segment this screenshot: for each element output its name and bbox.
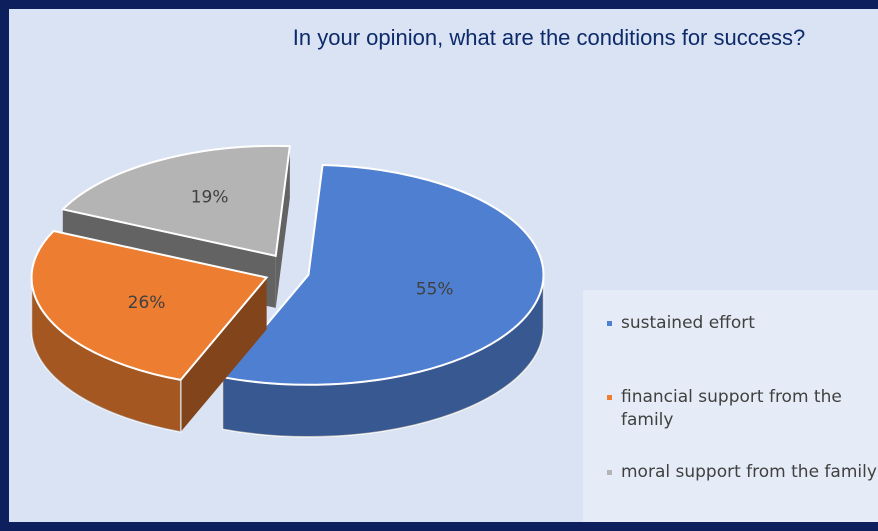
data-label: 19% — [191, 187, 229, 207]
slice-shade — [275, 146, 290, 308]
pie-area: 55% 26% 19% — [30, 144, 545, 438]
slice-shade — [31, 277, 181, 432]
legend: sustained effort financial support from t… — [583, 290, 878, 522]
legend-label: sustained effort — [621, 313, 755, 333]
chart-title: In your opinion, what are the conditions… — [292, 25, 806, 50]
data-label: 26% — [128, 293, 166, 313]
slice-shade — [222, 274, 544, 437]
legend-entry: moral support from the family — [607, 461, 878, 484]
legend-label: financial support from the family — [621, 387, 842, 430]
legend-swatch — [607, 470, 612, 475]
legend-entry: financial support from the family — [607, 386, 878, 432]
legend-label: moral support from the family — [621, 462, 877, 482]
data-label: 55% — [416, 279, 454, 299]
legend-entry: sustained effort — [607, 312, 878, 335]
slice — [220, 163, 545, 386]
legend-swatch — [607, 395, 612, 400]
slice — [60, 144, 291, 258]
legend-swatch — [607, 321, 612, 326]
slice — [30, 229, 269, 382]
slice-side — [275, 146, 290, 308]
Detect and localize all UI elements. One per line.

### EXERCISE AIM
How many lines in the entries contain the string "data"? Reply with the number only.

### EXERCISE RESPONSE
3